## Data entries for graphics
........
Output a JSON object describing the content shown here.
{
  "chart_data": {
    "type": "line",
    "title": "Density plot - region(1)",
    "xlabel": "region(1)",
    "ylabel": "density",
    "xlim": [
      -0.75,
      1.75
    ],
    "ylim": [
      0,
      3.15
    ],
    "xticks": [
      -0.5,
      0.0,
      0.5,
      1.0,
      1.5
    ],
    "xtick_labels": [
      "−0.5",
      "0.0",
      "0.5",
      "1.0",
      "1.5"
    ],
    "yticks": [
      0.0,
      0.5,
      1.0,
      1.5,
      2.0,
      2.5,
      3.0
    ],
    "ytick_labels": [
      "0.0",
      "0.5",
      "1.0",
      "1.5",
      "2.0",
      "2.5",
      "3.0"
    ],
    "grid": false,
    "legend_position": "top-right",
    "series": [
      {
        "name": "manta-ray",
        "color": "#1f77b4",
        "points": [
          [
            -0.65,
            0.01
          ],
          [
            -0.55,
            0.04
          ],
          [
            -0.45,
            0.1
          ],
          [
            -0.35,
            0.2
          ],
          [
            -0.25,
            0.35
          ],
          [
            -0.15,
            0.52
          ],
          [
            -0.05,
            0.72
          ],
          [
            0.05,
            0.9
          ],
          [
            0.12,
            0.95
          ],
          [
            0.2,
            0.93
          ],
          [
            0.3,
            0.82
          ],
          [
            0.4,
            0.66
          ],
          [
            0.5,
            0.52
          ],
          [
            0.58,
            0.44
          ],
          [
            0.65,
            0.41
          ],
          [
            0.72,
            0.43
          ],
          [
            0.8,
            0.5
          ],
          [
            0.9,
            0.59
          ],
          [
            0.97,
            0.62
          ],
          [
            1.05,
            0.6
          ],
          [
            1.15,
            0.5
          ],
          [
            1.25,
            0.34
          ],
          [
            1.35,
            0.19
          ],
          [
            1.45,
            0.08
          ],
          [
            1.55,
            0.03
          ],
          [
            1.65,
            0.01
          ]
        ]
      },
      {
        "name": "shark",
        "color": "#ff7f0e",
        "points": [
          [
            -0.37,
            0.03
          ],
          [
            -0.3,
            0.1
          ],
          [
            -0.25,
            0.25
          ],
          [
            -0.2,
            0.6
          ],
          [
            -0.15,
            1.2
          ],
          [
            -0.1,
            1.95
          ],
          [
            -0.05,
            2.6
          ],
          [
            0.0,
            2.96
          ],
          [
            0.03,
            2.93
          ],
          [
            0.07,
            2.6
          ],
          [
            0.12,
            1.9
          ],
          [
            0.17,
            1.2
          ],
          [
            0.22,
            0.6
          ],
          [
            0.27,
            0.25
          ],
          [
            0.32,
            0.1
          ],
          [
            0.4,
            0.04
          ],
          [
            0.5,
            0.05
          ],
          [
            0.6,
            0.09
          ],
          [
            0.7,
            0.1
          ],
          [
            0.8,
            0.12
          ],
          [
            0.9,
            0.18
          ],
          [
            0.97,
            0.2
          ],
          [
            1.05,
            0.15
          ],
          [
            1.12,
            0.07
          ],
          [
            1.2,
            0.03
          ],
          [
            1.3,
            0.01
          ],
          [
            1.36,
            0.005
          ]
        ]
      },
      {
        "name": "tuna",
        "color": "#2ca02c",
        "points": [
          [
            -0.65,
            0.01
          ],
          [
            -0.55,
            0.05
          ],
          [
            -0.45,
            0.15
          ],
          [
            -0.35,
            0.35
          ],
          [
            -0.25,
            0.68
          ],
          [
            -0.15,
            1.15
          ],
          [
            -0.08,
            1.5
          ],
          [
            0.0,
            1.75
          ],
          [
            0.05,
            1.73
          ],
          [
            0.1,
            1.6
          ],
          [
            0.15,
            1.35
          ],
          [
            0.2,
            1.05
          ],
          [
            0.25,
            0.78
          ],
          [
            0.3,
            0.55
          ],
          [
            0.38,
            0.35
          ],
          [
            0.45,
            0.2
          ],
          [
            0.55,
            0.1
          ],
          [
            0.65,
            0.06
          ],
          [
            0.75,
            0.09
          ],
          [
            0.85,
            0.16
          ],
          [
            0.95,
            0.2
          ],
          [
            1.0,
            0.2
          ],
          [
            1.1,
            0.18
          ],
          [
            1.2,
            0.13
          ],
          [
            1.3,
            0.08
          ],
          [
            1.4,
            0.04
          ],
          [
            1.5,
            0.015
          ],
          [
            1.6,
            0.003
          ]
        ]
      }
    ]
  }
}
........
Pull out every line in the data above that has the word "region".

    "title": "Density plot - region(1)",
    "xlabel": "region(1)",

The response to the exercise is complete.